**Aim of the task**
Skip every picture, and output exactly the lines starting at the one with "Output a JSON" and running through the last line of the material below.

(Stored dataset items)
"""
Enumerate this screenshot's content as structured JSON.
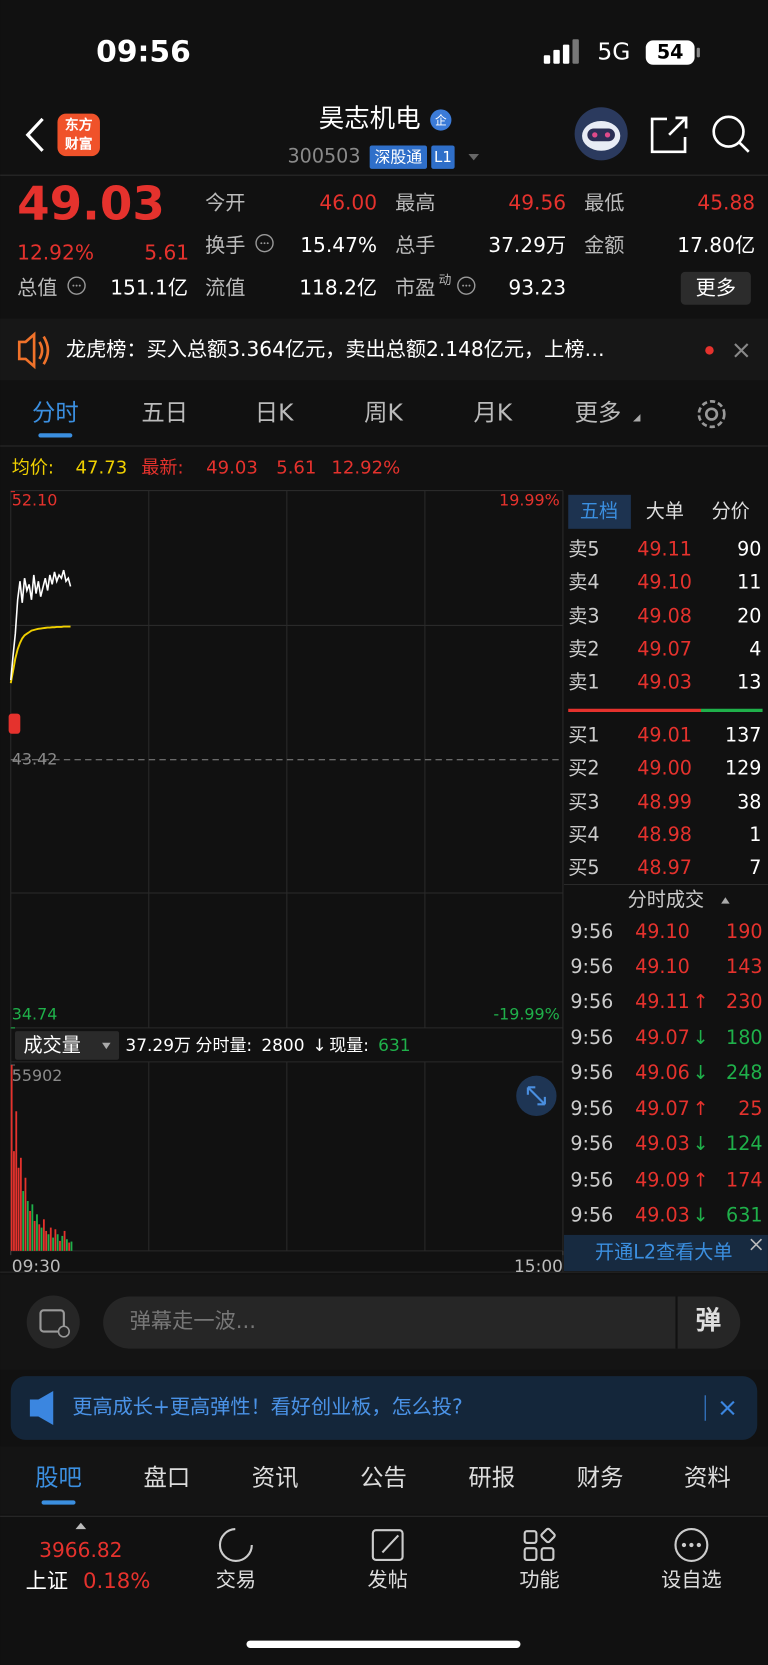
{
  "status_bar": {
    "time": "09:56",
    "network": "5G",
    "battery": "54"
  },
  "header": {
    "logo": [
      "东方",
      "财富"
    ],
    "title": "昊志机电",
    "badge": "企",
    "code": "300503",
    "tag": "深股通",
    "level": "L1"
  },
  "quote": {
    "price": "49.03",
    "change_pct": "12.92%",
    "change": "5.61",
    "more": "更多",
    "fields": [
      {
        "label": "今开",
        "value": "46.00",
        "color": "#e5322d"
      },
      {
        "label": "最高",
        "value": "49.56",
        "color": "#e5322d"
      },
      {
        "label": "最低",
        "value": "45.88",
        "color": "#e5322d"
      },
      {
        "label": "换手",
        "value": "15.47%",
        "color": "#ffffff"
      },
      {
        "label": "总手",
        "value": "37.29万",
        "color": "#ffffff"
      },
      {
        "label": "金额",
        "value": "17.80亿",
        "color": "#ffffff"
      },
      {
        "label": "总值",
        "value": "151.1亿",
        "color": "#ffffff"
      },
      {
        "label": "流值",
        "value": "118.2亿",
        "color": "#ffffff"
      },
      {
        "label": "市盈",
        "sup": "动",
        "value": "93.23",
        "color": "#ffffff"
      }
    ]
  },
  "notice": "龙虎榜：买入总额3.364亿元，卖出总额2.148亿元，上榜…",
  "chart_tabs": [
    "分时",
    "五日",
    "日K",
    "周K",
    "月K",
    "更多"
  ],
  "intraday": {
    "avg_label": "均价:",
    "avg": "47.73",
    "latest_label": "最新:",
    "latest": "49.03",
    "latest_change": "5.61",
    "latest_pct": "12.92%",
    "ylim": [
      34.74,
      52.1
    ],
    "price_ticks": [
      {
        "value": 52.1,
        "label": "52.10"
      },
      {
        "value": 34.74,
        "label": "34.74"
      }
    ],
    "pct_ticks": [
      "19.99%",
      "-19.99%"
    ],
    "reference": {
      "value": 43.42,
      "label": "43.42"
    },
    "xlim": [
      0,
      240
    ],
    "xticks": [
      {
        "value": 0,
        "label": "09:30"
      },
      {
        "value": 240,
        "label": "15:00"
      }
    ],
    "x": [
      0,
      1,
      2,
      3,
      4,
      5,
      6,
      7,
      8,
      9,
      10,
      11,
      12,
      13,
      14,
      15,
      16,
      17,
      18,
      19,
      20,
      21,
      22,
      23,
      24,
      25,
      26
    ],
    "price": [
      46.0,
      46.8,
      47.5,
      48.6,
      49.2,
      48.5,
      49.3,
      48.9,
      49.1,
      48.6,
      49.4,
      48.8,
      49.2,
      48.7,
      49.0,
      49.3,
      48.9,
      49.4,
      49.1,
      49.5,
      49.2,
      49.4,
      49.3,
      49.56,
      49.2,
      49.3,
      49.03
    ],
    "avg_line": [
      45.9,
      46.3,
      46.7,
      47.0,
      47.2,
      47.35,
      47.45,
      47.5,
      47.55,
      47.6,
      47.62,
      47.64,
      47.66,
      47.67,
      47.68,
      47.69,
      47.7,
      47.7,
      47.71,
      47.71,
      47.72,
      47.72,
      47.72,
      47.73,
      47.73,
      47.73,
      47.73
    ],
    "volume_title": "成交量",
    "volume_total": "37.29万",
    "minute_volume_label": "分时量:",
    "minute_volume": "2800",
    "minute_arrow": "↓",
    "current_volume_label": "现量:",
    "current_volume": "631",
    "volume_ylim": [
      0,
      55902
    ],
    "volume_ticks": [
      55902
    ],
    "volume": [
      55902,
      30000,
      42000,
      25000,
      28000,
      18000,
      22000,
      15000,
      12000,
      14000,
      9000,
      11000,
      8000,
      7000,
      9500,
      6000,
      5000,
      7000,
      4000,
      6500,
      5000,
      3000,
      4500,
      6000,
      3500,
      2500,
      2800
    ]
  },
  "order_book": {
    "tabs": [
      "五档",
      "大单",
      "分价"
    ],
    "asks": [
      {
        "label": "卖5",
        "price": "49.11",
        "volume": "90"
      },
      {
        "label": "卖4",
        "price": "49.10",
        "volume": "11"
      },
      {
        "label": "卖3",
        "price": "49.08",
        "volume": "20"
      },
      {
        "label": "卖2",
        "price": "49.07",
        "volume": "4"
      },
      {
        "label": "卖1",
        "price": "49.03",
        "volume": "13"
      }
    ],
    "bids": [
      {
        "label": "买1",
        "price": "49.01",
        "volume": "137"
      },
      {
        "label": "买2",
        "price": "49.00",
        "volume": "129"
      },
      {
        "label": "买3",
        "price": "48.99",
        "volume": "38"
      },
      {
        "label": "买4",
        "price": "48.98",
        "volume": "1"
      },
      {
        "label": "买5",
        "price": "48.97",
        "volume": "7"
      }
    ],
    "trades_title": "分时成交",
    "trades": [
      {
        "time": "9:56",
        "price": "49.10",
        "arrow": "",
        "volume": "190",
        "side": "up"
      },
      {
        "time": "9:56",
        "price": "49.10",
        "arrow": "",
        "volume": "143",
        "side": "up"
      },
      {
        "time": "9:56",
        "price": "49.11",
        "arrow": "↑",
        "volume": "230",
        "side": "up"
      },
      {
        "time": "9:56",
        "price": "49.07",
        "arrow": "↓",
        "volume": "180",
        "side": "down"
      },
      {
        "time": "9:56",
        "price": "49.06",
        "arrow": "↓",
        "volume": "248",
        "side": "down"
      },
      {
        "time": "9:56",
        "price": "49.07",
        "arrow": "↑",
        "volume": "25",
        "side": "up"
      },
      {
        "time": "9:56",
        "price": "49.03",
        "arrow": "↓",
        "volume": "124",
        "side": "down"
      },
      {
        "time": "9:56",
        "price": "49.09",
        "arrow": "↑",
        "volume": "174",
        "side": "up"
      },
      {
        "time": "9:56",
        "price": "49.03",
        "arrow": "↓",
        "volume": "631",
        "side": "down"
      }
    ],
    "l2_banner": "开通L2查看大单"
  },
  "comment_bar": {
    "placeholder": "弹幕走一波...",
    "button": "弹"
  },
  "ad": "更高成长+更高弹性！看好创业板，怎么投?",
  "section_tabs": [
    "股吧",
    "盘口",
    "资讯",
    "公告",
    "研报",
    "财务",
    "资料"
  ],
  "bottom_nav": {
    "index_value": "3966.82",
    "index_name": "上证",
    "index_pct": "0.18%",
    "items": [
      "交易",
      "发帖",
      "功能",
      "设自选"
    ]
  }
}
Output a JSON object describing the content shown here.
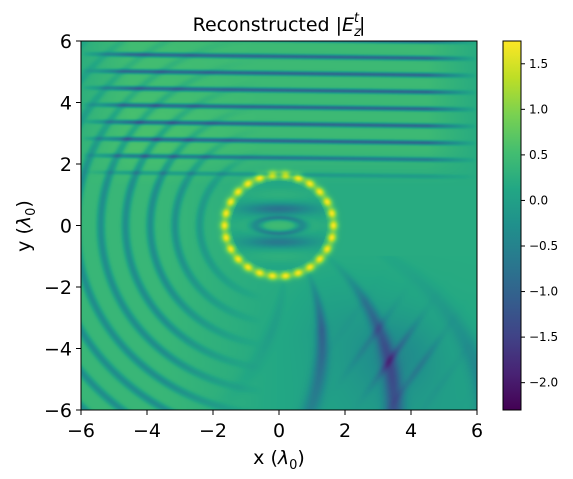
{
  "chart_data": {
    "type": "heatmap",
    "title": "Reconstructed |E_z^t|",
    "title_parts": {
      "pre": "Reconstructed |",
      "base": "E",
      "sub": "z",
      "sup": "t",
      "post": "|"
    },
    "xlabel": "x (λ0)",
    "xlabel_parts": {
      "pre": "x (",
      "sym": "λ",
      "sub": "0",
      "post": ")"
    },
    "ylabel": "y (λ0)",
    "ylabel_parts": {
      "pre": "y (",
      "sym": "λ",
      "sub": "0",
      "post": ")"
    },
    "xlim": [
      -6,
      6
    ],
    "ylim": [
      -6,
      6
    ],
    "x_ticks": [
      -6,
      -4,
      -2,
      0,
      2,
      4,
      6
    ],
    "x_tick_labels": [
      "−6",
      "−4",
      "−2",
      "0",
      "2",
      "4",
      "6"
    ],
    "y_ticks": [
      -6,
      -4,
      -2,
      0,
      2,
      4,
      6
    ],
    "y_tick_labels": [
      "−6",
      "−4",
      "−2",
      "0",
      "2",
      "4",
      "6"
    ],
    "colormap": "viridis",
    "colorbar": {
      "vmin": -2.3,
      "vmax": 1.75,
      "ticks": [
        1.5,
        1.0,
        0.5,
        0.0,
        -0.5,
        -1.0,
        -1.5,
        -2.0
      ],
      "tick_labels": [
        "1.5",
        "1.0",
        "0.5",
        "0.0",
        "−0.5",
        "−1.0",
        "−1.5",
        "−2.0"
      ]
    },
    "field_features": {
      "background_value": 0.2,
      "scatterer_ring": {
        "center": [
          0,
          0
        ],
        "radius": 1.65,
        "peak_value": 1.7
      },
      "scatterer_interior_value": -0.4,
      "upper_right_fringe_period": 0.55,
      "shadow_value": -0.7
    },
    "grid": false,
    "legend": "none"
  }
}
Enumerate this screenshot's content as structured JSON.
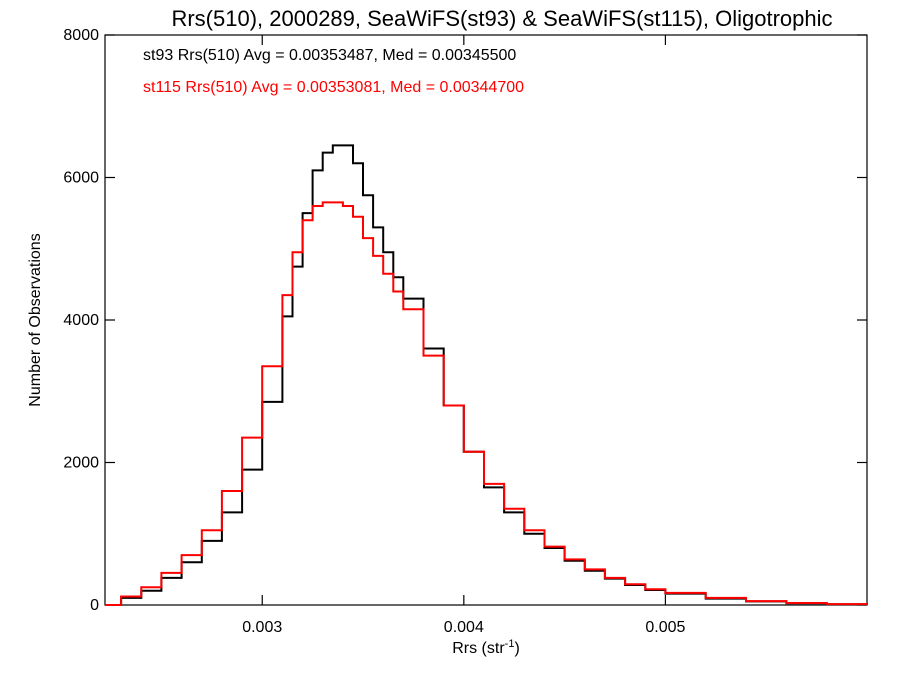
"""
**Exercise output**
Output a JSON object describing the content shown here.
{
  "chart_data": {
    "type": "heatmap",
    "title": "Reconstructed |E_z^t|",
    "title_parts": {
      "pre": "Reconstructed |",
      "base": "E",
      "sub": "z",
      "sup": "t",
      "post": "|"
    },
    "xlabel": "x (λ0)",
    "xlabel_parts": {
      "pre": "x (",
      "sym": "λ",
      "sub": "0",
      "post": ")"
    },
    "ylabel": "y (λ0)",
    "ylabel_parts": {
      "pre": "y (",
      "sym": "λ",
      "sub": "0",
      "post": ")"
    },
    "xlim": [
      -6,
      6
    ],
    "ylim": [
      -6,
      6
    ],
    "x_ticks": [
      -6,
      -4,
      -2,
      0,
      2,
      4,
      6
    ],
    "x_tick_labels": [
      "−6",
      "−4",
      "−2",
      "0",
      "2",
      "4",
      "6"
    ],
    "y_ticks": [
      -6,
      -4,
      -2,
      0,
      2,
      4,
      6
    ],
    "y_tick_labels": [
      "−6",
      "−4",
      "−2",
      "0",
      "2",
      "4",
      "6"
    ],
    "colormap": "viridis",
    "colorbar": {
      "vmin": -2.3,
      "vmax": 1.75,
      "ticks": [
        1.5,
        1.0,
        0.5,
        0.0,
        -0.5,
        -1.0,
        -1.5,
        -2.0
      ],
      "tick_labels": [
        "1.5",
        "1.0",
        "0.5",
        "0.0",
        "−0.5",
        "−1.0",
        "−1.5",
        "−2.0"
      ]
    },
    "field_features": {
      "background_value": 0.2,
      "scatterer_ring": {
        "center": [
          0,
          0
        ],
        "radius": 1.65,
        "peak_value": 1.7
      },
      "scatterer_interior_value": -0.4,
      "upper_right_fringe_period": 0.55,
      "shadow_value": -0.7
    },
    "grid": false,
    "legend": "none"
  }
}
Enumerate this screenshot's content as structured JSON.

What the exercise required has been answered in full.